◆ **Records to use**:

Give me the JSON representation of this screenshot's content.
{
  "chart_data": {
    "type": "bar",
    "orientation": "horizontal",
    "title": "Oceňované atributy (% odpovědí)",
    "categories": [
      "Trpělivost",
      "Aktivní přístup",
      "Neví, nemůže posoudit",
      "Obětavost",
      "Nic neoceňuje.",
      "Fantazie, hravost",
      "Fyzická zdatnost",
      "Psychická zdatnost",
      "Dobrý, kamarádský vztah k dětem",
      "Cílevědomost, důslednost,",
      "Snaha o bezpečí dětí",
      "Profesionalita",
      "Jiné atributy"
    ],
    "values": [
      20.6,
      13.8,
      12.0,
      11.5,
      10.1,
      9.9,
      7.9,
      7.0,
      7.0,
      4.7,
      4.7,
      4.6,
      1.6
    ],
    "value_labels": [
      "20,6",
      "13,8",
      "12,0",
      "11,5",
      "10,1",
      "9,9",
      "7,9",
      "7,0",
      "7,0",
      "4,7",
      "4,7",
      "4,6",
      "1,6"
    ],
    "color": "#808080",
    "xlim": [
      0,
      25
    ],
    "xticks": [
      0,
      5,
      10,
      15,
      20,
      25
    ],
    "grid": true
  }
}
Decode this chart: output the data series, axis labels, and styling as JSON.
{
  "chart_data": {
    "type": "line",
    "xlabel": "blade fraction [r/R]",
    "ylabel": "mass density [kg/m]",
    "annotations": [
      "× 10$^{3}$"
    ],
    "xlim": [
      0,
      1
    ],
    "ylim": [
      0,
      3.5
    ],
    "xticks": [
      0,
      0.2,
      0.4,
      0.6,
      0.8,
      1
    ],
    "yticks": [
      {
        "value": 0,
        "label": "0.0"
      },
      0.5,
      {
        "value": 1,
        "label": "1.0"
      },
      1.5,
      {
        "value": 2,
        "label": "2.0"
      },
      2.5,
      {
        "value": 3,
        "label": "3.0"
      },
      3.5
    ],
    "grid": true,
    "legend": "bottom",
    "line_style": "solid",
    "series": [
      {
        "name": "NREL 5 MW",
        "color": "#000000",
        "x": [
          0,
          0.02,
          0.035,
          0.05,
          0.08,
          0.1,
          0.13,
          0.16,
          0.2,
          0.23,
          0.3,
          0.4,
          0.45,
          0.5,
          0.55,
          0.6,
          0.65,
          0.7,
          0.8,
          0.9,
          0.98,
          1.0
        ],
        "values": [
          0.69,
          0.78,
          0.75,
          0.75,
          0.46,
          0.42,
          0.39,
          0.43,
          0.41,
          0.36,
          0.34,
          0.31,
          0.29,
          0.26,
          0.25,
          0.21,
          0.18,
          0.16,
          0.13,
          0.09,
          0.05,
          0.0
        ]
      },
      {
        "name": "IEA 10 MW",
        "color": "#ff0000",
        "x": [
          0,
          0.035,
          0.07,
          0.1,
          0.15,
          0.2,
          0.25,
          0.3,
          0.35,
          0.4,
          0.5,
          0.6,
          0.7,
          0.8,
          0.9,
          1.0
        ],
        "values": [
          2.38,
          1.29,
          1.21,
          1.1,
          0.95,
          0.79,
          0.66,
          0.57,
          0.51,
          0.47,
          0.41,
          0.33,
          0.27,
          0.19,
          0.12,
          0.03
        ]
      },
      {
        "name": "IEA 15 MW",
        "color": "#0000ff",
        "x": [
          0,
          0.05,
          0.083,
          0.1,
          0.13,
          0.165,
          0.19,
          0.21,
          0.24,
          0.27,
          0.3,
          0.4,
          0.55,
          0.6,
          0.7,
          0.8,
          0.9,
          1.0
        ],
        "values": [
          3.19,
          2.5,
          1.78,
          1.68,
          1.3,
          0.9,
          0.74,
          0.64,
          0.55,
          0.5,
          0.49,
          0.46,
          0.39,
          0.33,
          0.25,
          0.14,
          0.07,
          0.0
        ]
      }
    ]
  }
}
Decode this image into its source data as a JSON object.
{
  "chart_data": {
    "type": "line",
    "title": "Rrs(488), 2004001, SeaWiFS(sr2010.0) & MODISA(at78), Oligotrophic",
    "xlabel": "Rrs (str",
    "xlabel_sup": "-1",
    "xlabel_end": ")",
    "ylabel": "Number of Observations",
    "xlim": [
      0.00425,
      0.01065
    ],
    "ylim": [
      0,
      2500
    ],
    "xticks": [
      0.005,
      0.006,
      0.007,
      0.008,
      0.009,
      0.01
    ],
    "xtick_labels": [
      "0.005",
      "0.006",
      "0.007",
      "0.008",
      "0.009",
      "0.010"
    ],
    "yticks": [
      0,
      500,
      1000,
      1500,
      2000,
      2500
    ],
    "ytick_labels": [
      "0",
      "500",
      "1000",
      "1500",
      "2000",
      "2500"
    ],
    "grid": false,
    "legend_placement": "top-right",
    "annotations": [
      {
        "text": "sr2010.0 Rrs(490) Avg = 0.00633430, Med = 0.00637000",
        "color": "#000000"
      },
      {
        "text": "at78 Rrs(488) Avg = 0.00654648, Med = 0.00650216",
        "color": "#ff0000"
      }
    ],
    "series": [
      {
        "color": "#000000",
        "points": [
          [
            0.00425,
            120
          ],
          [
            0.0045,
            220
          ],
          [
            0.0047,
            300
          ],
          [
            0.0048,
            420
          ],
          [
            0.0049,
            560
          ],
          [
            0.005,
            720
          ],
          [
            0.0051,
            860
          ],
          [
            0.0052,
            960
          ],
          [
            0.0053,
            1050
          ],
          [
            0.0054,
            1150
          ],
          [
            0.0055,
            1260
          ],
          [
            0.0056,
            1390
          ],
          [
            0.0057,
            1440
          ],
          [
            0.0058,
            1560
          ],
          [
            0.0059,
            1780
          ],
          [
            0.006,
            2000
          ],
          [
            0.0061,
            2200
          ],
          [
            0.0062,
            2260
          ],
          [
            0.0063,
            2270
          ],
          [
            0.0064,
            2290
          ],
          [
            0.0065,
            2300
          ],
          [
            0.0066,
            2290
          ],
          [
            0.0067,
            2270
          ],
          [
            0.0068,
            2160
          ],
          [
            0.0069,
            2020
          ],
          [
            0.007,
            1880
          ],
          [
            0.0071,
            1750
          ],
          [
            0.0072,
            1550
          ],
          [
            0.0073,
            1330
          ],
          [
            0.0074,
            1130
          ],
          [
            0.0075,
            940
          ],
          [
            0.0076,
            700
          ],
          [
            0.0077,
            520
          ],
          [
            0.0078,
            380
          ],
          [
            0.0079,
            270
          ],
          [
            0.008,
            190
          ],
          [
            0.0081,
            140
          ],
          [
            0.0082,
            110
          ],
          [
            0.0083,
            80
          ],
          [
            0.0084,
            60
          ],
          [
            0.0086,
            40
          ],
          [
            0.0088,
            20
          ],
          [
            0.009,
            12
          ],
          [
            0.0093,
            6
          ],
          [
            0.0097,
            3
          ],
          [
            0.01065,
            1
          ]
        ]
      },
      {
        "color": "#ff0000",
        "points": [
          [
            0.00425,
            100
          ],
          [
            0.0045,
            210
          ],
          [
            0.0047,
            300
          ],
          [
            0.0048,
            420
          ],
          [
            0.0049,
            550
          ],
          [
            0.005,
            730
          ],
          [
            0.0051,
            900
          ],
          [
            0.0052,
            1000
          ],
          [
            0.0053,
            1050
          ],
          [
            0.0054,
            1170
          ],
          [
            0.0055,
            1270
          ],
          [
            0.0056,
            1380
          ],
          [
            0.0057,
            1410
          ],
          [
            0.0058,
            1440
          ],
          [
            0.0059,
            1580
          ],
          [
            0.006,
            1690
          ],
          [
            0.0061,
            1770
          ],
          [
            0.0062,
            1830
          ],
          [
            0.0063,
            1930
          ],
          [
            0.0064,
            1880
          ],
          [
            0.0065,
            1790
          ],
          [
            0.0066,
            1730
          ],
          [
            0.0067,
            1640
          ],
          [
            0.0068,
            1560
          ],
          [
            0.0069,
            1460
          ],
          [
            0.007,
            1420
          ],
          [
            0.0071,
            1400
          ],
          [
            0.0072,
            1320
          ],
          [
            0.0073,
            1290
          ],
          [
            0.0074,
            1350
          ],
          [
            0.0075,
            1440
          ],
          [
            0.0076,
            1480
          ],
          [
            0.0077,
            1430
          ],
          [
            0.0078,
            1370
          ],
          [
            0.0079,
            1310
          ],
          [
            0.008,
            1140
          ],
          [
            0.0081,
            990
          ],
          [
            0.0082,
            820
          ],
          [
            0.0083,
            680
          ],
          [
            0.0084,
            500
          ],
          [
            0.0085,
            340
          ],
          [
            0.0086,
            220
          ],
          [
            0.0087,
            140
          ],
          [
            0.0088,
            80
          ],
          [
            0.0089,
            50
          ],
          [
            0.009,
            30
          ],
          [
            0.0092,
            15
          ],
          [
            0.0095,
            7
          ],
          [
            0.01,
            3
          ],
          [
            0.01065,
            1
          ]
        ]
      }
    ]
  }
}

◆ **Required work**: Your task is to collect every line above that contains the word "title".

◆ **Complete answer**:
    "title": "Oceňované atributy (% odpovědí)",
    "title": "Rrs(488), 2004001, SeaWiFS(sr2010.0) & MODISA(at78), Oligotrophic",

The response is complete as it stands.